* REQUIRED TASK
Every record below should be printed exactly as it appears.

* DATASET
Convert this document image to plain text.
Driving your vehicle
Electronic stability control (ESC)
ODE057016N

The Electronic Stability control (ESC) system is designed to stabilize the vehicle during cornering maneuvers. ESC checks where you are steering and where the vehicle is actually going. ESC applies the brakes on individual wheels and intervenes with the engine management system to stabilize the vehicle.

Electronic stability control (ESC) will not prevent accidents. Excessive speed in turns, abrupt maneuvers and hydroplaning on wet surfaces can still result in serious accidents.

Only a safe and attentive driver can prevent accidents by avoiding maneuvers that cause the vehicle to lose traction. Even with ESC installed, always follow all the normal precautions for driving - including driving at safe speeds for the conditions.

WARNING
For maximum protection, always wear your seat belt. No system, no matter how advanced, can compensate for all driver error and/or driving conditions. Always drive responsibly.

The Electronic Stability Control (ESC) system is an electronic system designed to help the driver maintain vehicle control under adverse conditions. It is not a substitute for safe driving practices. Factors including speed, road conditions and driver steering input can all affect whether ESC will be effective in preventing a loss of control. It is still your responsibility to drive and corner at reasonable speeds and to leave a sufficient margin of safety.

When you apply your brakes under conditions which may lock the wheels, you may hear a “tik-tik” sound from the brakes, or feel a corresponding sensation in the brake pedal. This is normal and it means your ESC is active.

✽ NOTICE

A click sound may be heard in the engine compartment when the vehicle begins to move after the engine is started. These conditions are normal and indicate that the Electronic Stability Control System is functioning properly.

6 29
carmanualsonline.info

* SOLVED EXERCISE
Convert this document image to plain text.
Driving your vehicle
Electronic stability control (ESC)
ODE057016N

The Electronic Stability control (ESC) system is designed to stabilize the vehicle during cornering maneuvers. ESC checks where you are steering and where the vehicle is actually going. ESC applies the brakes on individual wheels and intervenes with the engine management system to stabilize the vehicle.

Electronic stability control (ESC) will not prevent accidents. Excessive speed in turns, abrupt maneuvers and hydroplaning on wet surfaces can still result in serious accidents.

Only a safe and attentive driver can prevent accidents by avoiding maneuvers that cause the vehicle to lose traction. Even with ESC installed, always follow all the normal precautions for driving - including driving at safe speeds for the conditions.

WARNING
For maximum protection, always wear your seat belt. No system, no matter how advanced, can compensate for all driver error and/or driving conditions. Always drive responsibly.

The Electronic Stability Control (ESC) system is an electronic system designed to help the driver maintain vehicle control under adverse conditions. It is not a substitute for safe driving practices. Factors including speed, road conditions and driver steering input can all affect whether ESC will be effective in preventing a loss of control. It is still your responsibility to drive and corner at reasonable speeds and to leave a sufficient margin of safety.

When you apply your brakes under conditions which may lock the wheels, you may hear a “tik-tik” sound from the brakes, or feel a corresponding sensation in the brake pedal. This is normal and it means your ESC is active.

✽ NOTICE

A click sound may be heard in the engine compartment when the vehicle begins to move after the engine is started. These conditions are normal and indicate that the Electronic Stability Control System is functioning properly.

6 29
carmanualsonline.info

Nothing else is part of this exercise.